Extract, from the records beneath this instruction, each line that contains the word "effective".

Excerpt from a dataset
======

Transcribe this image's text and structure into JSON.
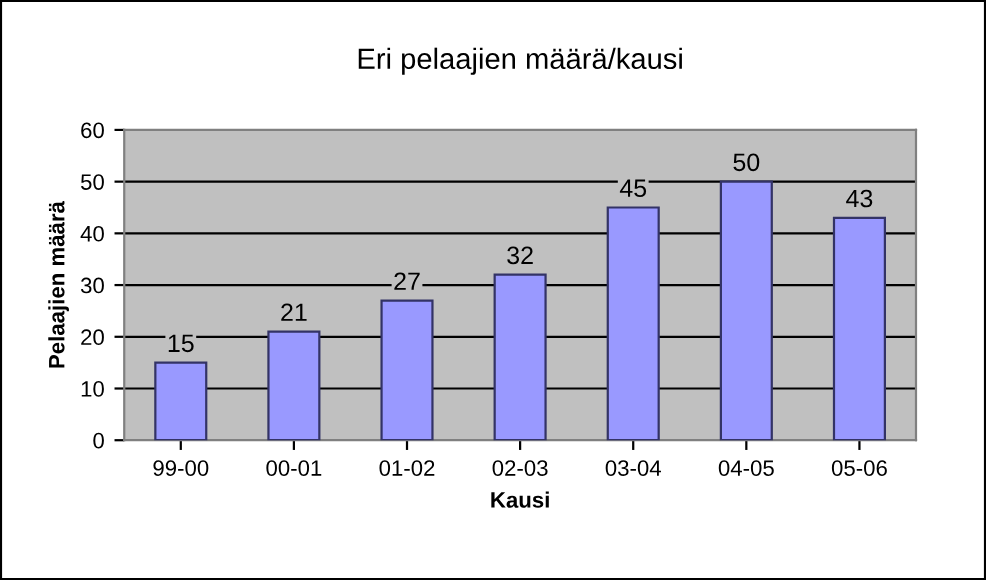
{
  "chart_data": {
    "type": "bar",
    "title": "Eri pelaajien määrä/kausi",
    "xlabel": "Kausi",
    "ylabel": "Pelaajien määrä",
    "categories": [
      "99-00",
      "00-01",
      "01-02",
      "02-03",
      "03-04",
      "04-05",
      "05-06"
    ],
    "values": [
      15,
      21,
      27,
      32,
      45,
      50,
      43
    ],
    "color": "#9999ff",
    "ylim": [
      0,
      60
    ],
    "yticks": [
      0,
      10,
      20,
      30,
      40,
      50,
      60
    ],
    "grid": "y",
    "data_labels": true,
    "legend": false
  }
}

======

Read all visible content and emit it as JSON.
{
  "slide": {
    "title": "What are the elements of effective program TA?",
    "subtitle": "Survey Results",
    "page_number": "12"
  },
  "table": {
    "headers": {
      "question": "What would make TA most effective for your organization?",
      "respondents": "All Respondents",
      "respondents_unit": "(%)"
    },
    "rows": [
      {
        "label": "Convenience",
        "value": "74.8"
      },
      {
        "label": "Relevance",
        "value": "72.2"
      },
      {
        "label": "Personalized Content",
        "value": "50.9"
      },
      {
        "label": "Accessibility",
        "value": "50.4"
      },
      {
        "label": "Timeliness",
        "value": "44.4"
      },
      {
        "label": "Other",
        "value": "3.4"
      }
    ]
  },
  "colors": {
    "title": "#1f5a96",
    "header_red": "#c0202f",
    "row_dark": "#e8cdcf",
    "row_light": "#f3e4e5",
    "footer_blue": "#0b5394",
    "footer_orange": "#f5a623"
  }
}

======

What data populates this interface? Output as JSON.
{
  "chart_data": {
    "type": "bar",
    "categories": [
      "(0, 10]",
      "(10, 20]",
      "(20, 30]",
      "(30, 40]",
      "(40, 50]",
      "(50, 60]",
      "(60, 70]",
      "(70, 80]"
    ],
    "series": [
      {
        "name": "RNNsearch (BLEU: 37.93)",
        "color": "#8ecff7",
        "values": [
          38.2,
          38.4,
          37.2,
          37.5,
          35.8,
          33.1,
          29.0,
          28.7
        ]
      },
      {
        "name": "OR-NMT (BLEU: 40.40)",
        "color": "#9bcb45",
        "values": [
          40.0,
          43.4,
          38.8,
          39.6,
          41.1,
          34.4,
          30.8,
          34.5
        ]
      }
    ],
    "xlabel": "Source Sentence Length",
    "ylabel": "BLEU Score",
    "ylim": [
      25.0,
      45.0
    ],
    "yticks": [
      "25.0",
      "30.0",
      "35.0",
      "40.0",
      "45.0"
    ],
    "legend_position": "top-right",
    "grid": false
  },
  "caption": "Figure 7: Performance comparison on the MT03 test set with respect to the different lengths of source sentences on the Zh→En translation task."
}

======

▶ **ANSWER BELOW**
    "title": "What are the elements of effective program TA?",
      "question": "What would make TA most effective for your organization?",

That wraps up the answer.